━━━ DATA SUPPLIED ━━━
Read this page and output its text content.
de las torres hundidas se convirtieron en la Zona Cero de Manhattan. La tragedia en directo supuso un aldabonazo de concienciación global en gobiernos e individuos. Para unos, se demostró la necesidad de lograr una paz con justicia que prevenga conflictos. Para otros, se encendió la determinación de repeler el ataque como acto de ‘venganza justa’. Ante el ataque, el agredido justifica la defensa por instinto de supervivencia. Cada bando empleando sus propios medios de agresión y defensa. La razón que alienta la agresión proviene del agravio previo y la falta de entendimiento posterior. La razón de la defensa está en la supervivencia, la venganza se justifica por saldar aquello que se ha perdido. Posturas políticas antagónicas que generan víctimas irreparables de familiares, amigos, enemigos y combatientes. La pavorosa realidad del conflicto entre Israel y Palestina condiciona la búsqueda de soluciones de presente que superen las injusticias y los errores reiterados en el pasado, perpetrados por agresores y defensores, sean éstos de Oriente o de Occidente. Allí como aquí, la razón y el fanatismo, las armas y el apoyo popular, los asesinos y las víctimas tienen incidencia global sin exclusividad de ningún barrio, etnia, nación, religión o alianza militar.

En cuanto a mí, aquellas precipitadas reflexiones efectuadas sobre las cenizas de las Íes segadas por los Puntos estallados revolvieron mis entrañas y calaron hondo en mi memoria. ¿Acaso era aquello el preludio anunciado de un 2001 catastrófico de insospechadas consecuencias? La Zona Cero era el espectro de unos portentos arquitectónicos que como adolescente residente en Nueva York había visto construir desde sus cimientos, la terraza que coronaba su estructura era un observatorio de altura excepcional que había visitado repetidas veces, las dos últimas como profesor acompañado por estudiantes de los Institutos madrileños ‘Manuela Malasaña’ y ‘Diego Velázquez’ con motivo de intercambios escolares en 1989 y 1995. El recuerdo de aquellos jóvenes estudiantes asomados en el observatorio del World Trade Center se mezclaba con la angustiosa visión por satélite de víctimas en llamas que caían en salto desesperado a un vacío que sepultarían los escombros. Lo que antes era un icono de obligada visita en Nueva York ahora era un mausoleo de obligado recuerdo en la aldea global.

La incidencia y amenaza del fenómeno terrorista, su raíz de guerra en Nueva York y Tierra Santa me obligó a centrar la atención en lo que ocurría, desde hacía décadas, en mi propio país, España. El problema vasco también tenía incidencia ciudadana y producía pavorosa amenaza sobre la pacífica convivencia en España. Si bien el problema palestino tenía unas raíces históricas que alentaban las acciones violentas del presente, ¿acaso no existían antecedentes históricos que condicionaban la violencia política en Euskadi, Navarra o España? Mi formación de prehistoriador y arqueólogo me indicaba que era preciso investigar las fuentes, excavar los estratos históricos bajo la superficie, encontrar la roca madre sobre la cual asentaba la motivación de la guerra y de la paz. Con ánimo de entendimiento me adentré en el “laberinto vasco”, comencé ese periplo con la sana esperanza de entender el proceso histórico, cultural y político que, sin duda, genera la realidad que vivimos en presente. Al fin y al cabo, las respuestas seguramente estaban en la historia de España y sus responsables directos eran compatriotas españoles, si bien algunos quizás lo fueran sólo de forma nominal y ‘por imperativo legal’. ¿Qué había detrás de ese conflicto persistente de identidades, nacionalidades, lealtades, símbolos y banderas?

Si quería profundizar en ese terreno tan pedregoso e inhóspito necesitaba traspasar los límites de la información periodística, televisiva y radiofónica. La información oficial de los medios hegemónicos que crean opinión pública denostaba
━━━
━━━ DATA SUPPLIED ━━━
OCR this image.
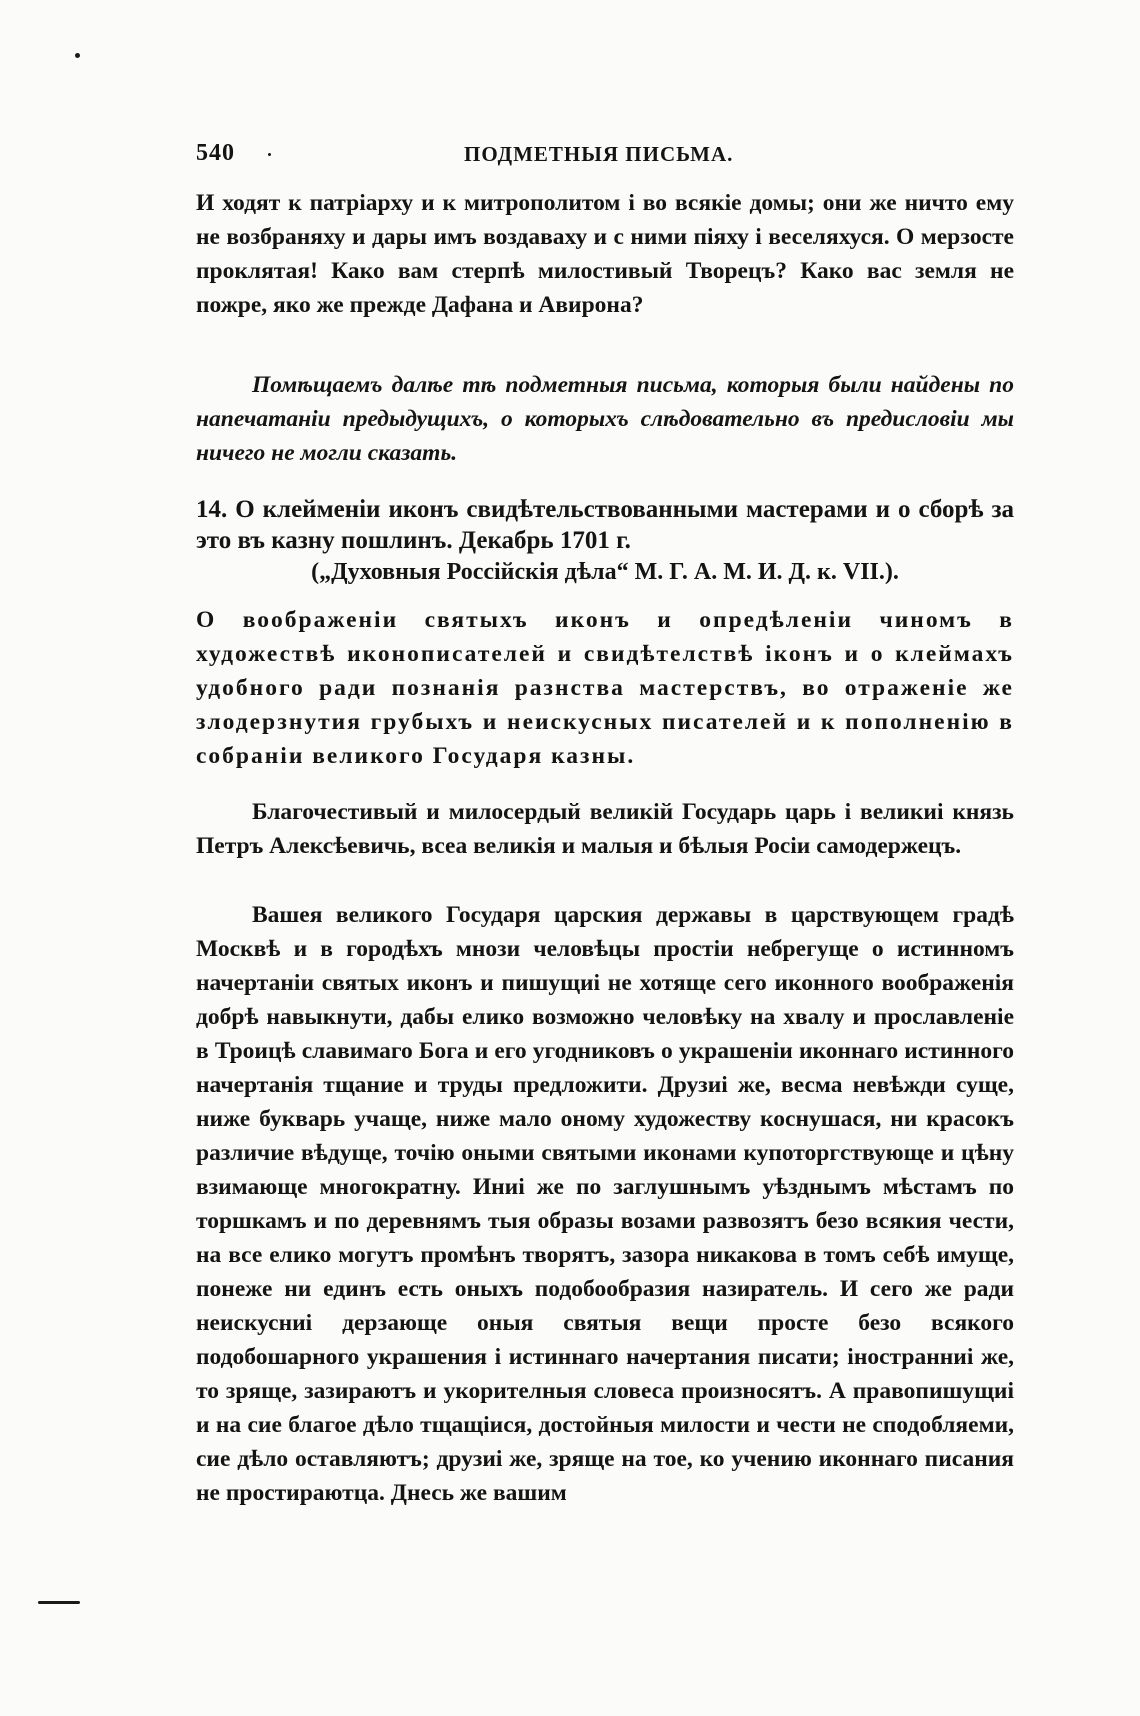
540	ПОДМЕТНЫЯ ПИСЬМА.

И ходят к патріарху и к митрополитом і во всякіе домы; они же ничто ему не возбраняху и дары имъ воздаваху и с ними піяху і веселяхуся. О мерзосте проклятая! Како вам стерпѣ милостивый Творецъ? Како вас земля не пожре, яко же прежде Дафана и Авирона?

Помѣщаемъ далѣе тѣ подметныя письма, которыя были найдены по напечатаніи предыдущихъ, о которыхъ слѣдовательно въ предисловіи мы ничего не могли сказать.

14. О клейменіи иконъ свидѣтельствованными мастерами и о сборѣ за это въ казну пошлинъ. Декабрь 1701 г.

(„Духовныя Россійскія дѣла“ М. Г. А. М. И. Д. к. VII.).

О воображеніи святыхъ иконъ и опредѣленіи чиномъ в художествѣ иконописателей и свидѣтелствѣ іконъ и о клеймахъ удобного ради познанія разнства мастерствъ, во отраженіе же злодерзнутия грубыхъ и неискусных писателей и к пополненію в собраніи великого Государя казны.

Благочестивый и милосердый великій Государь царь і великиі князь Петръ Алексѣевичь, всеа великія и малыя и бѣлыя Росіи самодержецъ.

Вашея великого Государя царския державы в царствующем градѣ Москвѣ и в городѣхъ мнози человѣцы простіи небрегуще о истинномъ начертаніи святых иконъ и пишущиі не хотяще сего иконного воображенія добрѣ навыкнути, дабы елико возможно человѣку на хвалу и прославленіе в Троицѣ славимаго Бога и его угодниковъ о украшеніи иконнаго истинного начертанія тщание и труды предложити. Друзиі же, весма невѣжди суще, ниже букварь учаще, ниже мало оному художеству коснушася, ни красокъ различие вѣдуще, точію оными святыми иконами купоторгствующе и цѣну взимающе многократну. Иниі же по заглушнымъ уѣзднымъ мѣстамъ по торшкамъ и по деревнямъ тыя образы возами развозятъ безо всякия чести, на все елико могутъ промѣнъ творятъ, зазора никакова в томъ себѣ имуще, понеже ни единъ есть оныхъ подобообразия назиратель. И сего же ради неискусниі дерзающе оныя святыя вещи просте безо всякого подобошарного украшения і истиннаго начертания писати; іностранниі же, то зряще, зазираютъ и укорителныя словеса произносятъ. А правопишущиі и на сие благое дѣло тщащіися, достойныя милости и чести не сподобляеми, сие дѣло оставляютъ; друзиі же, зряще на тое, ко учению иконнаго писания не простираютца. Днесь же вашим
━━━
━━━ DATA SUPPLIED ━━━
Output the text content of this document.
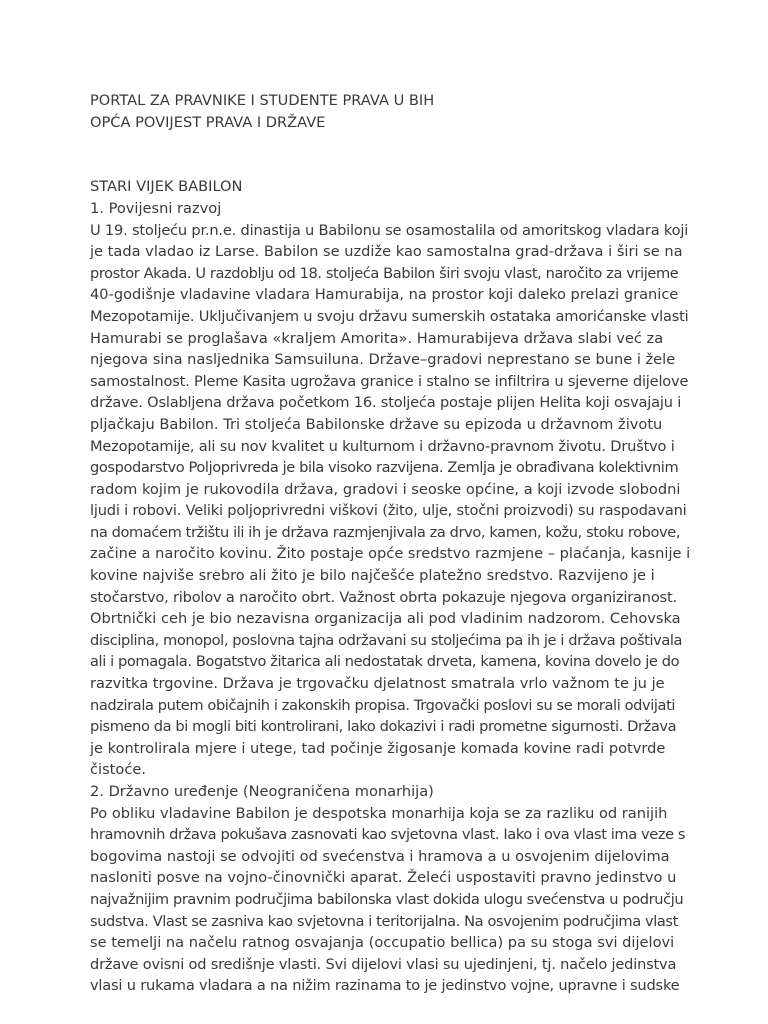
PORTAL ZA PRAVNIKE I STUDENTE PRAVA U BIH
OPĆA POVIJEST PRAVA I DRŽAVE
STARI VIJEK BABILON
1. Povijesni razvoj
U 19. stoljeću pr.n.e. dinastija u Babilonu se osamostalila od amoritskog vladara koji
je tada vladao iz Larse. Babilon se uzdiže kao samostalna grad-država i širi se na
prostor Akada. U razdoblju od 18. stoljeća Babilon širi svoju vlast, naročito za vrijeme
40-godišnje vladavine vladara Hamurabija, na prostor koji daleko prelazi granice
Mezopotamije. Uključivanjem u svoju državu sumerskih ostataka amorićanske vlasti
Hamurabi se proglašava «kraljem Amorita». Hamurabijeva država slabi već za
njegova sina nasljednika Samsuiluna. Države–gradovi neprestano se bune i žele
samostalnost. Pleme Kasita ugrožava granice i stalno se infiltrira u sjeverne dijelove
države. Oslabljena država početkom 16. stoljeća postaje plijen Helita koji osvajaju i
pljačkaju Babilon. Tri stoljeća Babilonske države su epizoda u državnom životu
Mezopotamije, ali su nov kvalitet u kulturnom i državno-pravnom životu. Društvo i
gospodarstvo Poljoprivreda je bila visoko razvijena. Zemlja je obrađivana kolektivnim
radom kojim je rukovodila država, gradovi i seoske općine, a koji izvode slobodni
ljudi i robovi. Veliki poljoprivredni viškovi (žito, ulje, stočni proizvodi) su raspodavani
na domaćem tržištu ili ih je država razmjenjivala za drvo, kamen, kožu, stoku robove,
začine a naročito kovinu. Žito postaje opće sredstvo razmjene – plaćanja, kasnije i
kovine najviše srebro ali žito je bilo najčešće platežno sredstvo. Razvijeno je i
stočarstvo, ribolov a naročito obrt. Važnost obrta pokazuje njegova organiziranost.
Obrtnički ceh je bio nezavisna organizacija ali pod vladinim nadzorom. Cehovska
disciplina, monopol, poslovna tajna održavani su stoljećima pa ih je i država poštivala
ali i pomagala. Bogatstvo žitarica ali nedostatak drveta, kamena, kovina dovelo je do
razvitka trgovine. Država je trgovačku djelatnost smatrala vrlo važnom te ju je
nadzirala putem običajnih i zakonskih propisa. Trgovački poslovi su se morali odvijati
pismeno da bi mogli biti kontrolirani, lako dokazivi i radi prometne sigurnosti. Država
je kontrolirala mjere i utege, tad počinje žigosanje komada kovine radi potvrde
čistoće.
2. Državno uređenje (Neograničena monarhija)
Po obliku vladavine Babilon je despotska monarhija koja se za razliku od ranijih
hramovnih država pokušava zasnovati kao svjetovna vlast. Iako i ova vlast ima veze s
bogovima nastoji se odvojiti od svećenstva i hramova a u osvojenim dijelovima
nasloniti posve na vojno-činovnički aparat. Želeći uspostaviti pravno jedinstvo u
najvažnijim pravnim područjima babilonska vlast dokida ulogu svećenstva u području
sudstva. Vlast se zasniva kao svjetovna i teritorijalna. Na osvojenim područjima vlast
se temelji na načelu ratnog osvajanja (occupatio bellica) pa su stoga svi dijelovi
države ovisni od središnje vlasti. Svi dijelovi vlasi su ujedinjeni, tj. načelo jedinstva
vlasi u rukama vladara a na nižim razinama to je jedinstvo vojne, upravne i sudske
━━━
Return only those lines of the records that contain the string "životu".

• [FULL ANSWER]:
pljačkaju Babilon. Tri stoljeća Babilonske države su epizoda u državnom životu
Mezopotamije, ali su nov kvalitet u kulturnom i državno-pravnom životu. Društvo i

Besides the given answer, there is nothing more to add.